■ Work to be completed
Copy the records that follow exactly as written, but not their pictures.

#### Records for this exercise

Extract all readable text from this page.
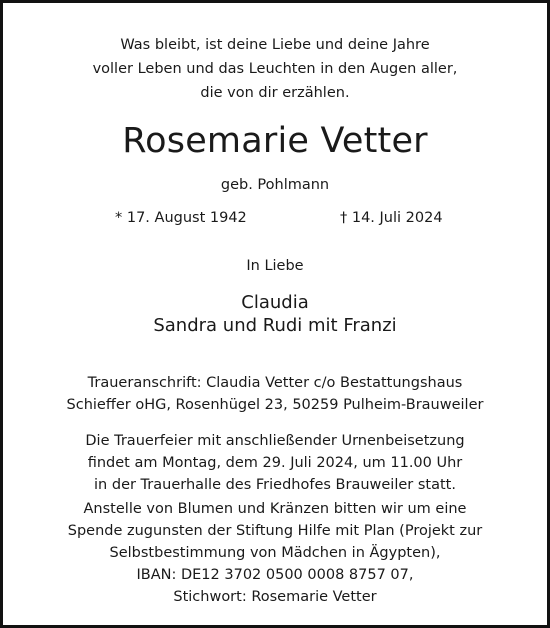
Was bleibt, ist deine Liebe und deine Jahre
voller Leben und das Leuchten in den Augen aller,
die von dir erzählen.
Rosemarie Vetter
geb. Pohlmann
* 17. August 1942	† 14. Juli 2024
In Liebe
Claudia
Sandra und Rudi mit Franzi
Traueranschrift: Claudia Vetter c/o Bestattungshaus
Schieffer oHG, Rosenhügel 23, 50259 Pulheim-Brauweiler
Die Trauerfeier mit anschließender Urnenbeisetzung
findet am Montag, dem 29. Juli 2024, um 11.00 Uhr
in der Trauerhalle des Friedhofes Brauweiler statt.
Anstelle von Blumen und Kränzen bitten wir um eine
Spende zugunsten der Stiftung Hilfe mit Plan (Projekt zur
Selbstbestimmung von Mädchen in Ägypten),
IBAN: DE12 3702 0500 0008 8757 07,
Stichwort: Rosemarie Vetter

########

■ Task solution
Extract all readable text from this page.
Was bleibt, ist deine Liebe und deine Jahre
voller Leben und das Leuchten in den Augen aller,
die von dir erzählen.
Rosemarie Vetter
geb. Pohlmann
* 17. August 1942	† 14. Juli 2024
In Liebe
Claudia
Sandra und Rudi mit Franzi
Traueranschrift: Claudia Vetter c/o Bestattungshaus
Schieffer oHG, Rosenhügel 23, 50259 Pulheim-Brauweiler
Die Trauerfeier mit anschließender Urnenbeisetzung
findet am Montag, dem 29. Juli 2024, um 11.00 Uhr
in der Trauerhalle des Friedhofes Brauweiler statt.
Anstelle von Blumen und Kränzen bitten wir um eine
Spende zugunsten der Stiftung Hilfe mit Plan (Projekt zur
Selbstbestimmung von Mädchen in Ägypten),
IBAN: DE12 3702 0500 0008 8757 07,
Stichwort: Rosemarie Vetter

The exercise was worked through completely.